* Given problem *
Working from the line that contains "What's the underlying" down to the last line below, repeat each line exactly.

* Data for the task *
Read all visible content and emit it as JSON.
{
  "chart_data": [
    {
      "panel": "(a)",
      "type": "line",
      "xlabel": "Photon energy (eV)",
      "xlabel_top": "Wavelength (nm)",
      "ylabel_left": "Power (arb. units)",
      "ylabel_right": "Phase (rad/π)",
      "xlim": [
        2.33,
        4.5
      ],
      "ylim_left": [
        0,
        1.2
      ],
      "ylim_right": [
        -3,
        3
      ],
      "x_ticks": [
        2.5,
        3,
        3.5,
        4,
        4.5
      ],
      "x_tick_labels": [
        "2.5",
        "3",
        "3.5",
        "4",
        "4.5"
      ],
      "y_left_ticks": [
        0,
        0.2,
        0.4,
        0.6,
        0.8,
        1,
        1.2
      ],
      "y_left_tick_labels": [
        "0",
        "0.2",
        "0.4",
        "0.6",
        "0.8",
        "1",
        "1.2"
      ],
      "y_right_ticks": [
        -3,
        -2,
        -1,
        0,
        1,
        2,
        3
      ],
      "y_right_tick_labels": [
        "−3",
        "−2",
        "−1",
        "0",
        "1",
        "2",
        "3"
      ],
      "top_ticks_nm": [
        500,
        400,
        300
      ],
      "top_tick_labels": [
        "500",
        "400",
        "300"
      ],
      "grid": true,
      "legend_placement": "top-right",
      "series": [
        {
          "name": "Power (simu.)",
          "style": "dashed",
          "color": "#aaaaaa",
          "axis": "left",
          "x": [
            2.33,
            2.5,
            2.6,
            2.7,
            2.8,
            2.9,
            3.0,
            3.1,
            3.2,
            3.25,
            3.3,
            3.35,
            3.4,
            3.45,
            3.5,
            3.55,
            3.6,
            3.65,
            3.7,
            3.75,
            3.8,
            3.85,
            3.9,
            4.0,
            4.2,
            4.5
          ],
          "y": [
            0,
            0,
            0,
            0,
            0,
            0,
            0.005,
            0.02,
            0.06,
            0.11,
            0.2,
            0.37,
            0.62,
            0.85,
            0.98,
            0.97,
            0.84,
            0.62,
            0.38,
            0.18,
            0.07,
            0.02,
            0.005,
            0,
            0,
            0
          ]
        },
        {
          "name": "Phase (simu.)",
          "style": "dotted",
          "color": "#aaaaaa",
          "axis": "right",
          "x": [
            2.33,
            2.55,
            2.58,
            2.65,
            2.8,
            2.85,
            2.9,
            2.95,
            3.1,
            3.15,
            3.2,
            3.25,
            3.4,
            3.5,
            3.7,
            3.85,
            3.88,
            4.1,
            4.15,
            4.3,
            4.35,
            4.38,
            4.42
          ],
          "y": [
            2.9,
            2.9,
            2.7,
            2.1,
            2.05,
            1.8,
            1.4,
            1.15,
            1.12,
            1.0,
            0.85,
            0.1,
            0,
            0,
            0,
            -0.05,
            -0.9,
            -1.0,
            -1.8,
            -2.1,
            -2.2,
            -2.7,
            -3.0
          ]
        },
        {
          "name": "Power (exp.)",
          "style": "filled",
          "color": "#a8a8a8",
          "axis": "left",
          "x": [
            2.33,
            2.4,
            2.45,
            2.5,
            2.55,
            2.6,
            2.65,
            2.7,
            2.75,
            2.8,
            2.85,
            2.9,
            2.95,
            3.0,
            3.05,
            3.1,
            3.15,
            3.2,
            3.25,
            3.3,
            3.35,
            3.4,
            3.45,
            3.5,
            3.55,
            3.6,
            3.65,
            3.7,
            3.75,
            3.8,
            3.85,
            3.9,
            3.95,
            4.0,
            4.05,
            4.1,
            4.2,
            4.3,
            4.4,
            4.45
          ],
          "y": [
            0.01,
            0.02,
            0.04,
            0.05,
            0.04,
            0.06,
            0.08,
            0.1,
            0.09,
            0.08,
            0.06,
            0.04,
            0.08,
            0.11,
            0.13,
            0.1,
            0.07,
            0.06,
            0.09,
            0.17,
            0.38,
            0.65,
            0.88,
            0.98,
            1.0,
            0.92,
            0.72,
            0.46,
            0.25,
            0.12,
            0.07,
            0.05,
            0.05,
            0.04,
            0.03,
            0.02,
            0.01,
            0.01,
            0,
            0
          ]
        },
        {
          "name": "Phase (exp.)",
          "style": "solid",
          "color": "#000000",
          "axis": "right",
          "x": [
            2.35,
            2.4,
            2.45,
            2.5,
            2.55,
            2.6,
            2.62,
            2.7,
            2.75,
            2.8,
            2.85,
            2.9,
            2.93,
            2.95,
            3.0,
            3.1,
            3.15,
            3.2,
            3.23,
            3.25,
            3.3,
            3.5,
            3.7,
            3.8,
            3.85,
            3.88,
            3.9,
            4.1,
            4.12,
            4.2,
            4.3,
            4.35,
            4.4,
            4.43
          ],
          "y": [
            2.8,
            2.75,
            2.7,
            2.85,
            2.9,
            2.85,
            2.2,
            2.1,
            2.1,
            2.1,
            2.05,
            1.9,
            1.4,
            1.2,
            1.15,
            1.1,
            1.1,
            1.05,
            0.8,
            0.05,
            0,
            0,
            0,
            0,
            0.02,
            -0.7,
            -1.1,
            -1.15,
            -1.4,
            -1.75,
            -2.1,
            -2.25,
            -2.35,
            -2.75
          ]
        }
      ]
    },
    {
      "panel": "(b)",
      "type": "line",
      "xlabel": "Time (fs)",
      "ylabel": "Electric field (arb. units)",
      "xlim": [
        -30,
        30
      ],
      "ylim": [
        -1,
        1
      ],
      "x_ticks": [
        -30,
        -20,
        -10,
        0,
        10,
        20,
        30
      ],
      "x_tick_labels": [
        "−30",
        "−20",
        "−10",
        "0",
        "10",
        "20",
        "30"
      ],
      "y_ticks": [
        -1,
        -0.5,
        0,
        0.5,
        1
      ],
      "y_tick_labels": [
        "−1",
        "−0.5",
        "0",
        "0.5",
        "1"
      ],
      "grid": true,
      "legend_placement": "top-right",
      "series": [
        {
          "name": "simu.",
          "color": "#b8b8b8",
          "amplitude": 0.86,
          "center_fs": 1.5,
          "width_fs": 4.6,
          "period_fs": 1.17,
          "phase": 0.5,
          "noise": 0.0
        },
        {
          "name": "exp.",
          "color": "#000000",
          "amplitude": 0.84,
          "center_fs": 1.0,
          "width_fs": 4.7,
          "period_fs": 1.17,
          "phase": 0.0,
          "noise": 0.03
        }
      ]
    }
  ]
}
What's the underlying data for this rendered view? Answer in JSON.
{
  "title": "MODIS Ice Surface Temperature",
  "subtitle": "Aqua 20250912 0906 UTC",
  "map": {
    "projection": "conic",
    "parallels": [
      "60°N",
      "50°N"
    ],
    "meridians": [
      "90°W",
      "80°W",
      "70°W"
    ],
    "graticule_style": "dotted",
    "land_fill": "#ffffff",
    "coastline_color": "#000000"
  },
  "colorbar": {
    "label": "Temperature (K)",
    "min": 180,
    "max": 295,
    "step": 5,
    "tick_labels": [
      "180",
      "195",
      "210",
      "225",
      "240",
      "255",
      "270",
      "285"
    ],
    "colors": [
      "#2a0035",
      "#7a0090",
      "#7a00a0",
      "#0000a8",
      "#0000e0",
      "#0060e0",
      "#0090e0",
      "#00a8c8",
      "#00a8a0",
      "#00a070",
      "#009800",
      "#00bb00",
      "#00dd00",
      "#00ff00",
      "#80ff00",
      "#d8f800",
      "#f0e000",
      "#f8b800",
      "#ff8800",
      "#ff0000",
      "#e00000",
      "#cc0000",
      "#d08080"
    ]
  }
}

* Correct result *
What's the underlying data for this rendered view? Answer in JSON.
{
  "title": "MODIS Ice Surface Temperature",
  "subtitle": "Aqua 20250912 0906 UTC",
  "map": {
    "projection": "conic",
    "parallels": [
      "60°N",
      "50°N"
    ],
    "meridians": [
      "90°W",
      "80°W",
      "70°W"
    ],
    "graticule_style": "dotted",
    "land_fill": "#ffffff",
    "coastline_color": "#000000"
  },
  "colorbar": {
    "label": "Temperature (K)",
    "min": 180,
    "max": 295,
    "step": 5,
    "tick_labels": [
      "180",
      "195",
      "210",
      "225",
      "240",
      "255",
      "270",
      "285"
    ],
    "colors": [
      "#2a0035",
      "#7a0090",
      "#7a00a0",
      "#0000a8",
      "#0000e0",
      "#0060e0",
      "#0090e0",
      "#00a8c8",
      "#00a8a0",
      "#00a070",
      "#009800",
      "#00bb00",
      "#00dd00",
      "#00ff00",
      "#80ff00",
      "#d8f800",
      "#f0e000",
      "#f8b800",
      "#ff8800",
      "#ff0000",
      "#e00000",
      "#cc0000",
      "#d08080"
    ]
  }
}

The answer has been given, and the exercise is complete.